Request -> Pull each line containing "Строительство" out of the data and copy it.

Records from a collection:
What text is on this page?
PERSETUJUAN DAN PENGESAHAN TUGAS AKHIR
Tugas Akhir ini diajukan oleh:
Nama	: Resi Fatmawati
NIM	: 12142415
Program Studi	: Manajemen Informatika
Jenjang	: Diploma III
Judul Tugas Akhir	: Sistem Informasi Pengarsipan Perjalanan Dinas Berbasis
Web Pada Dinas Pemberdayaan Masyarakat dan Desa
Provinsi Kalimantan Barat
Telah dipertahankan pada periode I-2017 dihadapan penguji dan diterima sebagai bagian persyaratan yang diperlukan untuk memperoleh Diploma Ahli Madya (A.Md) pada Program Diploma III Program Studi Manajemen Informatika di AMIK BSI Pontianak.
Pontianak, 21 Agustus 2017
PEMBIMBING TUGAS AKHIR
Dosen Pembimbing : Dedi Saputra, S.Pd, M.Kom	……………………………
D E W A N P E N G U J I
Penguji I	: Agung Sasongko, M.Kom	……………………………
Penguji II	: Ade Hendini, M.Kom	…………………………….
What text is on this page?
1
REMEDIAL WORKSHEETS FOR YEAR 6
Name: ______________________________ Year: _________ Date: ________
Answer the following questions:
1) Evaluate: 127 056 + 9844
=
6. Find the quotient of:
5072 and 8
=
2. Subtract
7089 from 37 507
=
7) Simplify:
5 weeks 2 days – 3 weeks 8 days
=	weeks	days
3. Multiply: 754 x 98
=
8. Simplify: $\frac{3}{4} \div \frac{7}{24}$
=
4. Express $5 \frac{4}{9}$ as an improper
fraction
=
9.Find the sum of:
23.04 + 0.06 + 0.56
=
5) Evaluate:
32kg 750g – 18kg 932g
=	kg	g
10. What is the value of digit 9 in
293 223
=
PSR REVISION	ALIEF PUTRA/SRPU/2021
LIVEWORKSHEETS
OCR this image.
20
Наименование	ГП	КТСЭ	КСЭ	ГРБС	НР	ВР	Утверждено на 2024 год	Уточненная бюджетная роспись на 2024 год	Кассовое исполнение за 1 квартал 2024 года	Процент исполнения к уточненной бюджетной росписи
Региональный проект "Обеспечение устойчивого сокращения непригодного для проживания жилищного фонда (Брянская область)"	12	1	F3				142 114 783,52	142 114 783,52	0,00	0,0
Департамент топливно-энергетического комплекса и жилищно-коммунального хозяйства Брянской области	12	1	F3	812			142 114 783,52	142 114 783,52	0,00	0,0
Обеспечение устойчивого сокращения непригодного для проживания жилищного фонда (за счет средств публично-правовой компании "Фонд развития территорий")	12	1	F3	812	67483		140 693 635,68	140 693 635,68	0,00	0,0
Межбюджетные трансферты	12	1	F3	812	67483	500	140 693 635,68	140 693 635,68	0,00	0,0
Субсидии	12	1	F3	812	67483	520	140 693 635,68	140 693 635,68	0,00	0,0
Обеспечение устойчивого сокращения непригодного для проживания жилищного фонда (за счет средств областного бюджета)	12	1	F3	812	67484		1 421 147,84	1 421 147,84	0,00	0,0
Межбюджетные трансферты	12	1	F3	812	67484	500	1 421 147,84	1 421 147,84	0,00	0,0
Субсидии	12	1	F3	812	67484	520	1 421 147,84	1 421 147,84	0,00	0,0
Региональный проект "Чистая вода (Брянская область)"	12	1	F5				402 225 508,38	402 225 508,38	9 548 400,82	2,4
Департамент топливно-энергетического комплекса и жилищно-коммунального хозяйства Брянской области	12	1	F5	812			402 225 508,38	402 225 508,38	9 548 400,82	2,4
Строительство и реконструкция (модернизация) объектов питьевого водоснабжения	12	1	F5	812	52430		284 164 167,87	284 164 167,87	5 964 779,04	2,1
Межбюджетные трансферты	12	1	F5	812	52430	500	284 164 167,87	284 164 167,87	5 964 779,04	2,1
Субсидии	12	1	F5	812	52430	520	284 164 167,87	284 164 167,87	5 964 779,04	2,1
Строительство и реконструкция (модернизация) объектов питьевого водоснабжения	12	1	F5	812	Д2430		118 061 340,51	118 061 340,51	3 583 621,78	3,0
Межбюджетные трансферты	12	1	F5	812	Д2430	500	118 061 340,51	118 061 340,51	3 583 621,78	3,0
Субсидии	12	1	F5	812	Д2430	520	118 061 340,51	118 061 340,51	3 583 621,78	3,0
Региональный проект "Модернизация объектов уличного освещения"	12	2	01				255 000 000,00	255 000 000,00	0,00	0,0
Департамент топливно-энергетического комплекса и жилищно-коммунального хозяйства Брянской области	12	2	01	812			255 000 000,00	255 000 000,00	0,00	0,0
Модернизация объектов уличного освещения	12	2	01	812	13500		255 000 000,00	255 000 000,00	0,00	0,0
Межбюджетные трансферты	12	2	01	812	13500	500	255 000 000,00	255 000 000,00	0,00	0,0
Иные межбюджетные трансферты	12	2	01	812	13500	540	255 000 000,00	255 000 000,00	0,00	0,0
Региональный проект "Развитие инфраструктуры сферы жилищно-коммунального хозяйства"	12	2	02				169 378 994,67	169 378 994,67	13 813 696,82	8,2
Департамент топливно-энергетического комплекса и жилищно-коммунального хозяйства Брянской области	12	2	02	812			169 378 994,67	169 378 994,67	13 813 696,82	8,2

Worked answer ->
Строительство и реконструкция (модернизация) объектов питьевого водоснабжения	12	1	F5	812	52430		284 164 167,87	284 164 167,87	5 964 779,04	2,1
Строительство и реконструкция (модернизация) объектов питьевого водоснабжения	12	1	F5	812	Д2430		118 061 340,51	118 061 340,51	3 583 621,78	3,0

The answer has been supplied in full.